:: EXCERPTED RECORDS ::
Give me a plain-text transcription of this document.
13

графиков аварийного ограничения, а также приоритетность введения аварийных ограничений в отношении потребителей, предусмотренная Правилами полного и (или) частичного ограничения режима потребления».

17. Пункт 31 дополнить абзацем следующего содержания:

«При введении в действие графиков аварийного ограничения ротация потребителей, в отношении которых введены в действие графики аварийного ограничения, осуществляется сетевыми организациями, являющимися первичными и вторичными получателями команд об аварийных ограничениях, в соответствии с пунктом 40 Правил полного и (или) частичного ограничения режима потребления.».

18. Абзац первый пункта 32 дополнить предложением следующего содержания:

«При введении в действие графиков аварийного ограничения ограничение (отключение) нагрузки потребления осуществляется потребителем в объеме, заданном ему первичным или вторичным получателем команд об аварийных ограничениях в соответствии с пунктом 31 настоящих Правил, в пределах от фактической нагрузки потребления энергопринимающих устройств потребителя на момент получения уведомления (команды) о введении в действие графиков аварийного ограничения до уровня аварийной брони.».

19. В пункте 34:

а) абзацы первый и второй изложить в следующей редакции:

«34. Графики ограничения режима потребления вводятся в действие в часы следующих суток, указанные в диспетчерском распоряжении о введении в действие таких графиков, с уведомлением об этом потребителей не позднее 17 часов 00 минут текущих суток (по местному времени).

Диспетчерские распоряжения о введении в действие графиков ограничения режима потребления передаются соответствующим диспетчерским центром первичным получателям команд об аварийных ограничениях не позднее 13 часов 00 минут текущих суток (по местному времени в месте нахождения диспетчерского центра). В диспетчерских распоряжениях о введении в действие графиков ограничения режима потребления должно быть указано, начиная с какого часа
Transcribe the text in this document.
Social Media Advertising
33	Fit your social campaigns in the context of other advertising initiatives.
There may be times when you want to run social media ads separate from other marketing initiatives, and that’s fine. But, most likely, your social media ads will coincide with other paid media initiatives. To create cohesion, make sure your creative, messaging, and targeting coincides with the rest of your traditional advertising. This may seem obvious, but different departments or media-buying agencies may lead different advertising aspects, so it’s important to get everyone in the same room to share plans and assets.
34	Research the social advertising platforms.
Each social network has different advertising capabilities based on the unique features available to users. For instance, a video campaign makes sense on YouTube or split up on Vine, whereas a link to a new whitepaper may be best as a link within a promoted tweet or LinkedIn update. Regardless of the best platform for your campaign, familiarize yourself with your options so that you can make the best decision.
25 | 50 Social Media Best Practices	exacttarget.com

...

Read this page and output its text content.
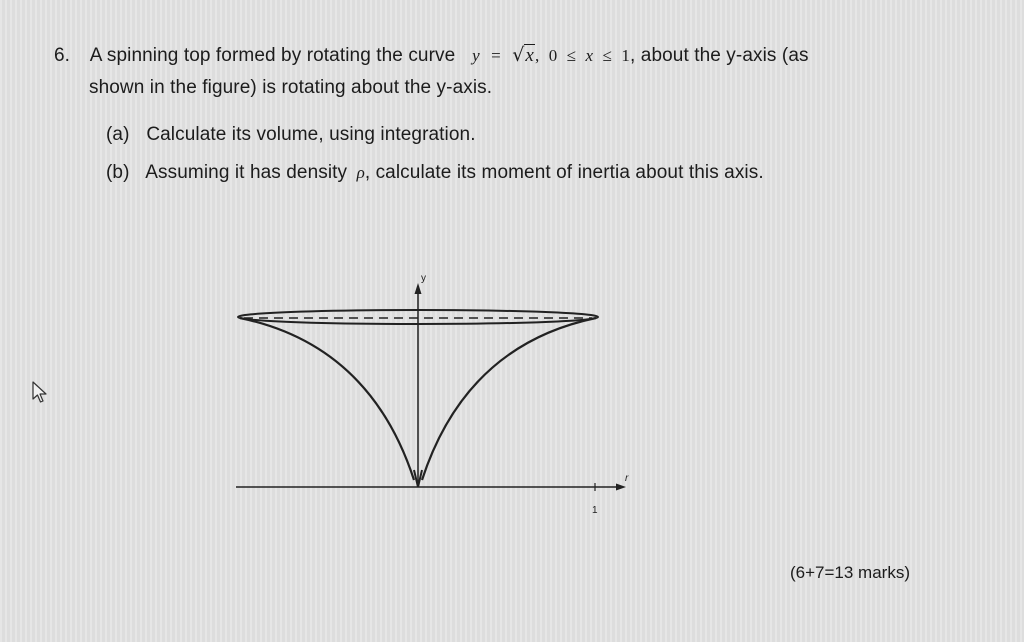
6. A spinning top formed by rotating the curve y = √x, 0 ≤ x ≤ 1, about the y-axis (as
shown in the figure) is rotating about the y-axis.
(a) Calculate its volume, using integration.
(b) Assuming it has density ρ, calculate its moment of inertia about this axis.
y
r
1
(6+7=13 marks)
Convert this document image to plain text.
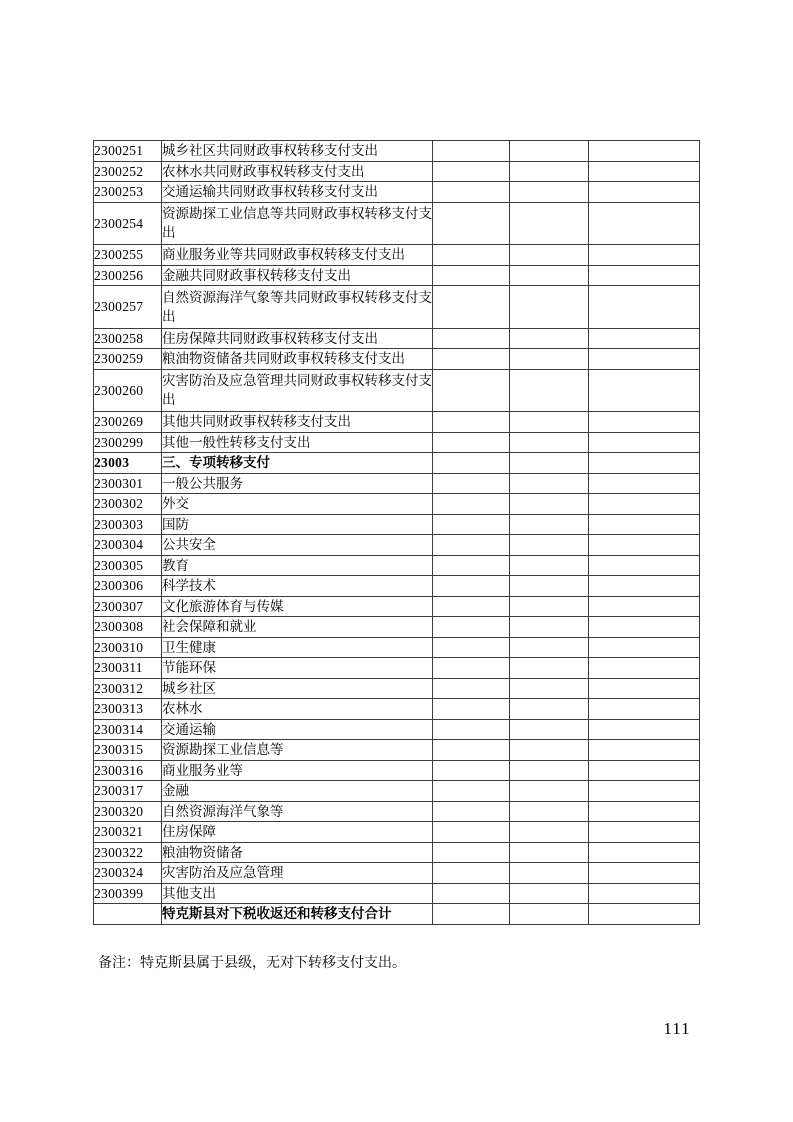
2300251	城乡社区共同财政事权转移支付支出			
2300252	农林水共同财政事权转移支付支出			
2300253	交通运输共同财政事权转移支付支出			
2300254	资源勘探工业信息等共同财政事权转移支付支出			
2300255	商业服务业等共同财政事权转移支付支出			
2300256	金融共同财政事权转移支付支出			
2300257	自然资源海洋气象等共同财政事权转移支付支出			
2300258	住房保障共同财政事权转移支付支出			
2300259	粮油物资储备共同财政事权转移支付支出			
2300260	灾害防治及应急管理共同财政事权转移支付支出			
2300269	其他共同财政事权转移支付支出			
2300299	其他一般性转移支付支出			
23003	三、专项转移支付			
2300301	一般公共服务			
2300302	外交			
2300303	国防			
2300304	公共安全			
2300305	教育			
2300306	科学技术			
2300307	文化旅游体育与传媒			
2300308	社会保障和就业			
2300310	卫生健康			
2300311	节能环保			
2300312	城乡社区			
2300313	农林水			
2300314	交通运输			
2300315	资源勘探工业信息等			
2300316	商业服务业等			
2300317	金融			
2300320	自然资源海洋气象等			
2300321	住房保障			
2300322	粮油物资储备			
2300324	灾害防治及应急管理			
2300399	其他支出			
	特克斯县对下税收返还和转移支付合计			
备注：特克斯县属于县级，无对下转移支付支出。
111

* * *

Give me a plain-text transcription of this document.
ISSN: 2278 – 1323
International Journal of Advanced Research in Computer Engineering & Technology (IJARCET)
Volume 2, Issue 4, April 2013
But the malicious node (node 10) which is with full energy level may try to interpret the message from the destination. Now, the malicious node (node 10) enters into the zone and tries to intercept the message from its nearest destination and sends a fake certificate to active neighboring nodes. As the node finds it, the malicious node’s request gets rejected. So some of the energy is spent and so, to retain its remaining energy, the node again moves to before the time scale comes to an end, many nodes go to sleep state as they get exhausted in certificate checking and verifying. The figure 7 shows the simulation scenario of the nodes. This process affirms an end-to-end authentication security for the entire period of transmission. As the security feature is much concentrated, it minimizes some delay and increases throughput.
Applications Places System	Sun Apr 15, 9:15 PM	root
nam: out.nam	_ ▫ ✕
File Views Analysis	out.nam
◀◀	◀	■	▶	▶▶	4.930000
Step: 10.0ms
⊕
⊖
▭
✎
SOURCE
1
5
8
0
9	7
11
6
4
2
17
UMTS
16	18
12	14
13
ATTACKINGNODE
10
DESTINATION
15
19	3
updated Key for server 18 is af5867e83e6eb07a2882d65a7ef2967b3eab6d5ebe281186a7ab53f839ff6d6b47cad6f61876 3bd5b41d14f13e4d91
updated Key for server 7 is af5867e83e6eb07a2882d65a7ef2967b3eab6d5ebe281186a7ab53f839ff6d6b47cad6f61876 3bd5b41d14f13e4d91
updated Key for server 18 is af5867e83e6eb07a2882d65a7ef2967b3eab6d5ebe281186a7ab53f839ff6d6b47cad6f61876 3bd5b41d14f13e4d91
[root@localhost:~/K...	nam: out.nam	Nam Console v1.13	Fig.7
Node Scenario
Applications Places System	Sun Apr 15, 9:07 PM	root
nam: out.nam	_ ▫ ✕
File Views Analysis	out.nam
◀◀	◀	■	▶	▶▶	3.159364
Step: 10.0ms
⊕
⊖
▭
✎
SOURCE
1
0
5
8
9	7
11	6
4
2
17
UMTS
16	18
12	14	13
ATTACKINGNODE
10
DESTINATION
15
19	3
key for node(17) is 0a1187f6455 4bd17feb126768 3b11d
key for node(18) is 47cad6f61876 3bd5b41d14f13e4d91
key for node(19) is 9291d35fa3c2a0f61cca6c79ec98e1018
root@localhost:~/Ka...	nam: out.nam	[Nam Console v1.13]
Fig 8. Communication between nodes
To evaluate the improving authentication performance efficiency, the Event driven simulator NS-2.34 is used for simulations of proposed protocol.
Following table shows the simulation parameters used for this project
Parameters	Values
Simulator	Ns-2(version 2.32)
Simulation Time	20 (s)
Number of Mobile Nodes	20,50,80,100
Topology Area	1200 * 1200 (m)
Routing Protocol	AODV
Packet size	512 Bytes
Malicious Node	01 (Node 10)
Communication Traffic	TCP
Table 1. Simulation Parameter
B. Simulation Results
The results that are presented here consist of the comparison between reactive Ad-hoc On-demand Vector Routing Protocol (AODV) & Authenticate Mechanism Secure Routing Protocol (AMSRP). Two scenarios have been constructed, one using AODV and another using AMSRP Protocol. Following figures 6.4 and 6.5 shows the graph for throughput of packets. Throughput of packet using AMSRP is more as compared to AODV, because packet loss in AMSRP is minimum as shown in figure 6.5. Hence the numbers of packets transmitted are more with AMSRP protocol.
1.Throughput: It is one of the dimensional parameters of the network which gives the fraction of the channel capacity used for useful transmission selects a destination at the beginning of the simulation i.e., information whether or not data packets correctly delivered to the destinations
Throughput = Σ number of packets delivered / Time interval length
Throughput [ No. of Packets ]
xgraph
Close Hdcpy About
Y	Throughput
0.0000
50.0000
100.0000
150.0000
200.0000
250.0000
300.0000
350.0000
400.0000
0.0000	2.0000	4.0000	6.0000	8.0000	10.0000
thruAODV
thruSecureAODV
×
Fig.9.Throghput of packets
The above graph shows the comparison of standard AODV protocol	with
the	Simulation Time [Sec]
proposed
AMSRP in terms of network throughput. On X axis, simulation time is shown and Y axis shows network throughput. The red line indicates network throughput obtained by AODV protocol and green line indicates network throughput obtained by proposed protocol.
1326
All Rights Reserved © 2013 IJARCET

:: WORK TO BE COMPLETED ::
Find the word "Communication" in the material, then list each line that holds it.

:: RESULT OF THE TASK ::
Fig 8. Communication between nodes
Communication Traffic	TCP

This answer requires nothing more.